• Short problem: Transcribe the records that follow exactly. Skip the pictures.

• Source data:
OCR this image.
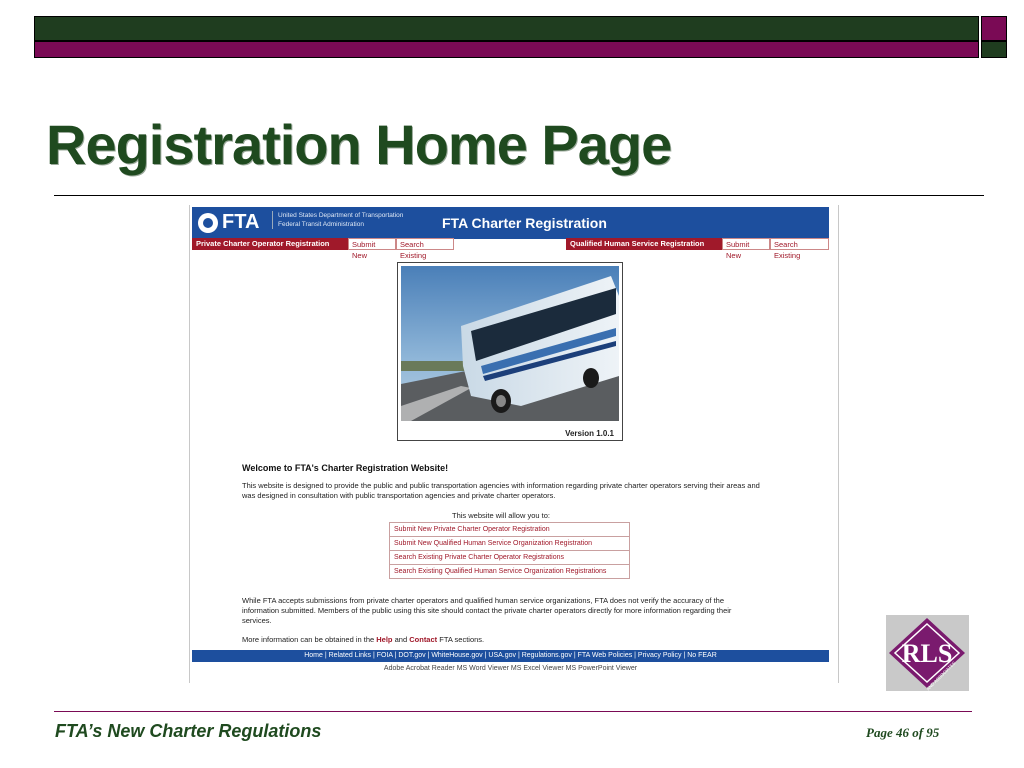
Registration Home Page
FTA	United States Department of Transportation
Federal Transit Administration	FTA Charter Registration
Private Charter Operator Registration	Submit New
Search Existing
Qualified Human Service Registration	Submit New
Search Existing
Version 1.0.1
Welcome to FTA's Charter Registration Website!
This website is designed to provide the public and public transportation agencies with information regarding private charter operators serving their areas and was designed in consultation with public transportation agencies and private charter operators.
This website will allow you to:
Submit New Private Charter Operator Registration
Submit New Qualified Human Service Organization Registration
Search Existing Private Charter Operator Registrations
Search Existing Qualified Human Service Organization Registrations
While FTA accepts submissions from private charter operators and qualified human service organizations, FTA does not verify the accuracy of the information submitted. Members of the public using this site should contact the private charter operators directly for more information regarding their services.
More information can be obtained in the Help and Contact FTA sections.
Home | Related Links | FOIA | DOT.gov | WhiteHouse.gov | USA.gov | Regulations.gov | FTA Web Policies | Privacy Policy | No FEAR
Adobe Acrobat Reader MS Word Viewer MS Excel Viewer MS PowerPoint Viewer
RLS
AND ASSOCIATES
FTA’s New Charter Regulations	Page 46 of 95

• Answer to the problem:
OCR this image.
Registration Home Page
FTA	United States Department of Transportation
Federal Transit Administration	FTA Charter Registration
Private Charter Operator Registration	Submit New
Search Existing
Qualified Human Service Registration	Submit New
Search Existing
Version 1.0.1
Welcome to FTA's Charter Registration Website!
This website is designed to provide the public and public transportation agencies with information regarding private charter operators serving their areas and was designed in consultation with public transportation agencies and private charter operators.
This website will allow you to:
Submit New Private Charter Operator Registration
Submit New Qualified Human Service Organization Registration
Search Existing Private Charter Operator Registrations
Search Existing Qualified Human Service Organization Registrations
While FTA accepts submissions from private charter operators and qualified human service organizations, FTA does not verify the accuracy of the information submitted. Members of the public using this site should contact the private charter operators directly for more information regarding their services.
More information can be obtained in the Help and Contact FTA sections.
Home | Related Links | FOIA | DOT.gov | WhiteHouse.gov | USA.gov | Regulations.gov | FTA Web Policies | Privacy Policy | No FEAR
Adobe Acrobat Reader MS Word Viewer MS Excel Viewer MS PowerPoint Viewer
RLS
AND ASSOCIATES
FTA’s New Charter Regulations	Page 46 of 95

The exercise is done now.